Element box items
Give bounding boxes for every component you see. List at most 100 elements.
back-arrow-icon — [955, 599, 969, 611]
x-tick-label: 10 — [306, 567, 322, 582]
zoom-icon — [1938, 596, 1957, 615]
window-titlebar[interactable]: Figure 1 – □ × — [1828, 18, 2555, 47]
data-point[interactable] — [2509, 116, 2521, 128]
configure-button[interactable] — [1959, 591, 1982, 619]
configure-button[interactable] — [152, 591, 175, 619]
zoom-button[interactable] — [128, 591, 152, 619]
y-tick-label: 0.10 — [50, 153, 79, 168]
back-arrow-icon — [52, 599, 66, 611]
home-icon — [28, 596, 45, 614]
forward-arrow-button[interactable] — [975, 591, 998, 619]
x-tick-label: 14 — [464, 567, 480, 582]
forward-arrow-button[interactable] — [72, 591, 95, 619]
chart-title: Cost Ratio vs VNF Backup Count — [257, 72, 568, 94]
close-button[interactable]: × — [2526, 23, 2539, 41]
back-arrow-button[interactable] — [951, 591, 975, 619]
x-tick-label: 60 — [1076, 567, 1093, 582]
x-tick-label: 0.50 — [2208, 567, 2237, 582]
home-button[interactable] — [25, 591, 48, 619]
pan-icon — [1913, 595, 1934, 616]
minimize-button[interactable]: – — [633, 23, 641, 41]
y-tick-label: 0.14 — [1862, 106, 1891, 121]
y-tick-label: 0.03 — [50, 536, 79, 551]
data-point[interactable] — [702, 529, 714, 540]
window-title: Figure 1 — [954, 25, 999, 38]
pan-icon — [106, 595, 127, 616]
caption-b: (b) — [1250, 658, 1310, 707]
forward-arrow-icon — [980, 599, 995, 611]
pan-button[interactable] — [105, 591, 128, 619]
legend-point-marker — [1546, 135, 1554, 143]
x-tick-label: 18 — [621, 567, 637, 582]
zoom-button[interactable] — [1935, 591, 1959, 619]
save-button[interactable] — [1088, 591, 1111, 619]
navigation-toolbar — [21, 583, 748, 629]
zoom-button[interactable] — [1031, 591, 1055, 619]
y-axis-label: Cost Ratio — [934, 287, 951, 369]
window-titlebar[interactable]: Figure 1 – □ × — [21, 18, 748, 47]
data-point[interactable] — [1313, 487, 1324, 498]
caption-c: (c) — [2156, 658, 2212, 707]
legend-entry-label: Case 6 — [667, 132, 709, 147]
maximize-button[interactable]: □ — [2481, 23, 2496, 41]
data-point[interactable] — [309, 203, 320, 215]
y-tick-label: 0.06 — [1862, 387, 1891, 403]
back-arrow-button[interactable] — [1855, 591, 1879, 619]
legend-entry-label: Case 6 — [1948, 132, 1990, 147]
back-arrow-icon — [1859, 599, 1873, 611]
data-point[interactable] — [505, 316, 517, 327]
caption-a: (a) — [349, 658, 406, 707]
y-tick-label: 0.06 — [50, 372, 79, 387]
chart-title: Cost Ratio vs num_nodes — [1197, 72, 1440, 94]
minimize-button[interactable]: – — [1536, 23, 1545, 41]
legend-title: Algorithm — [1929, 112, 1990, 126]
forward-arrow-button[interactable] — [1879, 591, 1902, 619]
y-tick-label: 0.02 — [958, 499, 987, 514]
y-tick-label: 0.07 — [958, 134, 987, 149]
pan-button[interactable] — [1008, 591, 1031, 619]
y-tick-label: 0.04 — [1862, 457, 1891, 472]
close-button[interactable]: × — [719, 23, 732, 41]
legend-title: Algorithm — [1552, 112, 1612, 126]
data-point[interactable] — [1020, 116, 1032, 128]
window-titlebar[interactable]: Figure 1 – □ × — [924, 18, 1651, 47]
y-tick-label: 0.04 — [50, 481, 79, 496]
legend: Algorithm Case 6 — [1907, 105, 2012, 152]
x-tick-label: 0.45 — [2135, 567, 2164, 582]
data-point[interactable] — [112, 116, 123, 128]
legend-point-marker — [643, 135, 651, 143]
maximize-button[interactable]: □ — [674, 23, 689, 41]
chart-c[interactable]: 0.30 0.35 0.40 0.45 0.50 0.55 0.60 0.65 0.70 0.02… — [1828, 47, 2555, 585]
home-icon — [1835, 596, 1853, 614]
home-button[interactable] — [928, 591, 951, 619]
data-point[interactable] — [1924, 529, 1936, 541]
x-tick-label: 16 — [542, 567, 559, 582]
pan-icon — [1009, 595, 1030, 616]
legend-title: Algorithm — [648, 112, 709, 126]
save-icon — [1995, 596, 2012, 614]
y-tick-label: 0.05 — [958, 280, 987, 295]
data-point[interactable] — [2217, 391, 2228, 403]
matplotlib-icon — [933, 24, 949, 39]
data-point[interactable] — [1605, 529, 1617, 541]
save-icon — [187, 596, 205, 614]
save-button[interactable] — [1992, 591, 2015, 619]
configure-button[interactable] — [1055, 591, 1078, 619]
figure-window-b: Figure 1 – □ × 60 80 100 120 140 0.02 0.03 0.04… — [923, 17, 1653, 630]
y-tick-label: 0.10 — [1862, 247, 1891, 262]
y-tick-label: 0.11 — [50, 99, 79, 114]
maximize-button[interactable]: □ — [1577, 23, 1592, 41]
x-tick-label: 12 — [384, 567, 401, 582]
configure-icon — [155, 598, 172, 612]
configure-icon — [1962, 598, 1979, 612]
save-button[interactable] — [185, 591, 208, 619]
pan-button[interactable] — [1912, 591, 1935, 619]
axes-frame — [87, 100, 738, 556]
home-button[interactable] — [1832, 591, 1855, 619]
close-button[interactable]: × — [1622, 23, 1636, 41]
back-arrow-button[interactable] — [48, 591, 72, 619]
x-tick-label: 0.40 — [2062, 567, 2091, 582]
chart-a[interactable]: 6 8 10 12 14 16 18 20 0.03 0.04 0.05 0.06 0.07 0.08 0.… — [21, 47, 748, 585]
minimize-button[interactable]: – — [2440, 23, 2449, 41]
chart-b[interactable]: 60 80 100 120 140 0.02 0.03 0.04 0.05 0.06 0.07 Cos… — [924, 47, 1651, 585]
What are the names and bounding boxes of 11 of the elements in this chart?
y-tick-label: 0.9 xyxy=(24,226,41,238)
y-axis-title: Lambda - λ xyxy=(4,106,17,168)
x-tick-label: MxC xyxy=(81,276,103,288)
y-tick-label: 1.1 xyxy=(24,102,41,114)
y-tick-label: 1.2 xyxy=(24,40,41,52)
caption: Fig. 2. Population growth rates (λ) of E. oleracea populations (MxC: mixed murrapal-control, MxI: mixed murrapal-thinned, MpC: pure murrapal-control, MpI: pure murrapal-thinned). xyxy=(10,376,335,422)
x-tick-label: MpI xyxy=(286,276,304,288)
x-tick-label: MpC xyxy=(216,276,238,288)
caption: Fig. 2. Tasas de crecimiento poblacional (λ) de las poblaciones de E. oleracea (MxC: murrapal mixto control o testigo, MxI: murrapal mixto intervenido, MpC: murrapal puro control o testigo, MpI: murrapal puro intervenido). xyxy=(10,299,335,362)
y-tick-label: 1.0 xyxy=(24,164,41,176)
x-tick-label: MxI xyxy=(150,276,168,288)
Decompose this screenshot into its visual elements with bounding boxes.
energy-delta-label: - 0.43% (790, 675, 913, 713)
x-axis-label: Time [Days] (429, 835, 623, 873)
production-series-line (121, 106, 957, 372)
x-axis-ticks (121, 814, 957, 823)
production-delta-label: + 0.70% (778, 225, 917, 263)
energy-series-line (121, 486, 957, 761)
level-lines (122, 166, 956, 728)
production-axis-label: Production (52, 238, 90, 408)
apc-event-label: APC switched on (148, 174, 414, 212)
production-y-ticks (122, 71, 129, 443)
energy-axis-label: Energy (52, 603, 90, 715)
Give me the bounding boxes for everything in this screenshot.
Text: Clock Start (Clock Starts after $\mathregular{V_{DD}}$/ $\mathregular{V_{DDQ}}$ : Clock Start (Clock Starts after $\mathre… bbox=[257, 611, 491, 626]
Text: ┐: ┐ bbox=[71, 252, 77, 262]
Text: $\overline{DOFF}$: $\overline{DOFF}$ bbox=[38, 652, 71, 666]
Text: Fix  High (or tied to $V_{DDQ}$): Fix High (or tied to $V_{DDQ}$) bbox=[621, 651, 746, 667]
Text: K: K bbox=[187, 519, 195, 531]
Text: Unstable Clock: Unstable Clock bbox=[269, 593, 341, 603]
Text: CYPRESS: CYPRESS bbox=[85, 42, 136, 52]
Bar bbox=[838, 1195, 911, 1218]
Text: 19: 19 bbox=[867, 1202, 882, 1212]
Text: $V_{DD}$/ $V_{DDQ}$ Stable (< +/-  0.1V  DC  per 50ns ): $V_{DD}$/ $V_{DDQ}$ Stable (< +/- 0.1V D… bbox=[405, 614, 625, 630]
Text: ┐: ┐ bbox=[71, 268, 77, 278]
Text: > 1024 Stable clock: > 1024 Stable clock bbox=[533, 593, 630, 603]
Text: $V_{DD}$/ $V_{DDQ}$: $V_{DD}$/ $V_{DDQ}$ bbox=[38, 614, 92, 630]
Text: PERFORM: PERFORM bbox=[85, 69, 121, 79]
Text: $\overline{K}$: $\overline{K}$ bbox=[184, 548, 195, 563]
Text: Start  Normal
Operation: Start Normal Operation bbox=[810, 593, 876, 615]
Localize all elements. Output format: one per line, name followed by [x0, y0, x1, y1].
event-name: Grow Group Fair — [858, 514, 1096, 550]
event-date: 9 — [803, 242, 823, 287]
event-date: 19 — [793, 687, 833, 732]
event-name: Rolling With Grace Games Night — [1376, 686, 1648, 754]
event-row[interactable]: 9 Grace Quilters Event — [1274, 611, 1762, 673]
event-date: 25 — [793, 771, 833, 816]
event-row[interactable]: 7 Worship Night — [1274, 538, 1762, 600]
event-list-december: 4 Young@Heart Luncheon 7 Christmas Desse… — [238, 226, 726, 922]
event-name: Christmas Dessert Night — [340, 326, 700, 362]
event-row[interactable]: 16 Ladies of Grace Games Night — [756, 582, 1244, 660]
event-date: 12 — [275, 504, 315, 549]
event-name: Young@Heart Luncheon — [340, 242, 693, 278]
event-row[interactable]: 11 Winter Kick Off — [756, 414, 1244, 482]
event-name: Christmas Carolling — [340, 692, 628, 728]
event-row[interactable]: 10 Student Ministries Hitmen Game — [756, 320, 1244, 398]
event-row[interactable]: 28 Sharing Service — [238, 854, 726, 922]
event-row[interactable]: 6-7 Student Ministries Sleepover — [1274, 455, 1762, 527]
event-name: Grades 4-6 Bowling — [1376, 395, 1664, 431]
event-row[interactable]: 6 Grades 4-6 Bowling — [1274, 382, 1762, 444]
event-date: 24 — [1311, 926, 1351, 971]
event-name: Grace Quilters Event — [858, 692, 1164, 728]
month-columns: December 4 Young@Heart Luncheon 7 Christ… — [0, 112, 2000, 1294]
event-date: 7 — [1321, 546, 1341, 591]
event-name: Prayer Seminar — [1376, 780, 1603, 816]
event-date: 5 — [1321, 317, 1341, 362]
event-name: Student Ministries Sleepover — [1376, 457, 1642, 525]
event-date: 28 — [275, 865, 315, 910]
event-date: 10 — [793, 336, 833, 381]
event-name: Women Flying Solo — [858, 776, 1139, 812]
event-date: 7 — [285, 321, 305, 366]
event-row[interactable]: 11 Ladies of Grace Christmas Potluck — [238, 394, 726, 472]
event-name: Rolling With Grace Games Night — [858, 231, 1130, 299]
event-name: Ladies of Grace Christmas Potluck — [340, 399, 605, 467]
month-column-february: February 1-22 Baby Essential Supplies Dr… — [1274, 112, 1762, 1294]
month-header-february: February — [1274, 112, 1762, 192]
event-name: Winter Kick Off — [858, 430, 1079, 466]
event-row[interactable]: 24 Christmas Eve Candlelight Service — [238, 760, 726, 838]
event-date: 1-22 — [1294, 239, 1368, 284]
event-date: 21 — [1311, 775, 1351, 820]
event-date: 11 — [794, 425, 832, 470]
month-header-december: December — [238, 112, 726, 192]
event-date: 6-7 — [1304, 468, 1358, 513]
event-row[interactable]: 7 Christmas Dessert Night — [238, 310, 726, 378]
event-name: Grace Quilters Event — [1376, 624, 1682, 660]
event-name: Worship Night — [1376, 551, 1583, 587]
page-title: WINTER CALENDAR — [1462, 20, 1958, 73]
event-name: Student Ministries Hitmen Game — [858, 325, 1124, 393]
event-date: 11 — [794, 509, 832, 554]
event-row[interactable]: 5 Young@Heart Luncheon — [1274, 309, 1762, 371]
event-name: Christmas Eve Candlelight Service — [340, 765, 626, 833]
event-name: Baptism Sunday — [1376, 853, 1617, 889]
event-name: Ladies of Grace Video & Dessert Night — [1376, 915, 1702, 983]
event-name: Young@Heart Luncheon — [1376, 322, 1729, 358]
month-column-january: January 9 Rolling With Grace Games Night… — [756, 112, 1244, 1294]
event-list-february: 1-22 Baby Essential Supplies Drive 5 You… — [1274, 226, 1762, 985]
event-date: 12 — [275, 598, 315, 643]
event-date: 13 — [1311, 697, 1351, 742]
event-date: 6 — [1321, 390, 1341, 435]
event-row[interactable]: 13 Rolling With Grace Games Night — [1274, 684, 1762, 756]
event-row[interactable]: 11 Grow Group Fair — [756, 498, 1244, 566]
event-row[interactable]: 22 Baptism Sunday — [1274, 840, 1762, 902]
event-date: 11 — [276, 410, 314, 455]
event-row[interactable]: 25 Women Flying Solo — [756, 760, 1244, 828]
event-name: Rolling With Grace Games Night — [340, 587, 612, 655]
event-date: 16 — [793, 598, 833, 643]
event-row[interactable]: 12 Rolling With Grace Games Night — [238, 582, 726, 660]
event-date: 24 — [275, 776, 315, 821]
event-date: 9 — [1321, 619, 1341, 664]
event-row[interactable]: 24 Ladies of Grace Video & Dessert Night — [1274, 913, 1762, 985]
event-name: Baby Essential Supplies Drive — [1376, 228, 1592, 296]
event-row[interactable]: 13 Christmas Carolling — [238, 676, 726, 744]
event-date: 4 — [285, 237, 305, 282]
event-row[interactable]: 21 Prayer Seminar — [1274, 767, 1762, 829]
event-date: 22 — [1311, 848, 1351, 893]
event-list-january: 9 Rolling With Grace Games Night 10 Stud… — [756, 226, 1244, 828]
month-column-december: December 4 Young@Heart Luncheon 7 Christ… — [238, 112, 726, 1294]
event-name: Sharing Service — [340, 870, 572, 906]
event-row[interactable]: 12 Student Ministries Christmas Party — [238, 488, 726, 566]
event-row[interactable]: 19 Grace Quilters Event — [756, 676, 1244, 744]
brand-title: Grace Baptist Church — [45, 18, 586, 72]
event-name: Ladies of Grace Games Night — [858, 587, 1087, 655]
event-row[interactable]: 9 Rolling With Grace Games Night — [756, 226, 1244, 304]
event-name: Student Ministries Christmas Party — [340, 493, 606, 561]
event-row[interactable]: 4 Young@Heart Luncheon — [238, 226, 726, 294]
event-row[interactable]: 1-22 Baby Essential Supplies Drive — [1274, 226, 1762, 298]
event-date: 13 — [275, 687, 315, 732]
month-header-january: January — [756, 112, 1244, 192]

**WRITTEN PROBLEM**
Reproduce the items from the start through the line with "save-button[interactable] — [1088, 591, 1111, 619]", switching "pan-icon" to "move-icon" and leaving everything else unchanged.

**WRITTEN ANSWER**
Give bounding boxes for every component you see. List at most 100 elements.
back-arrow-icon — [955, 599, 969, 611]
x-tick-label: 10 — [306, 567, 322, 582]
zoom-icon — [1938, 596, 1957, 615]
window-titlebar[interactable]: Figure 1 – □ × — [1828, 18, 2555, 47]
data-point[interactable] — [2509, 116, 2521, 128]
configure-button[interactable] — [1959, 591, 1982, 619]
configure-button[interactable] — [152, 591, 175, 619]
zoom-button[interactable] — [128, 591, 152, 619]
y-tick-label: 0.10 — [50, 153, 79, 168]
back-arrow-icon — [52, 599, 66, 611]
home-icon — [28, 596, 45, 614]
forward-arrow-button[interactable] — [975, 591, 998, 619]
x-tick-label: 14 — [464, 567, 480, 582]
forward-arrow-button[interactable] — [72, 591, 95, 619]
chart-title: Cost Ratio vs VNF Backup Count — [257, 72, 568, 94]
close-button[interactable]: × — [2526, 23, 2539, 41]
back-arrow-button[interactable] — [951, 591, 975, 619]
x-tick-label: 60 — [1076, 567, 1093, 582]
x-tick-label: 0.50 — [2208, 567, 2237, 582]
home-button[interactable] — [25, 591, 48, 619]
move-icon — [1913, 595, 1934, 616]
minimize-button[interactable]: – — [633, 23, 641, 41]
y-tick-label: 0.14 — [1862, 106, 1891, 121]
y-tick-label: 0.03 — [50, 536, 79, 551]
data-point[interactable] — [702, 529, 714, 540]
window-title: Figure 1 — [954, 25, 999, 38]
move-icon — [106, 595, 127, 616]
caption-b: (b) — [1250, 658, 1310, 707]
forward-arrow-icon — [980, 599, 995, 611]
pan-button[interactable] — [105, 591, 128, 619]
legend-point-marker — [1546, 135, 1554, 143]
x-tick-label: 18 — [621, 567, 637, 582]
zoom-button[interactable] — [1935, 591, 1959, 619]
save-button[interactable] — [1088, 591, 1111, 619]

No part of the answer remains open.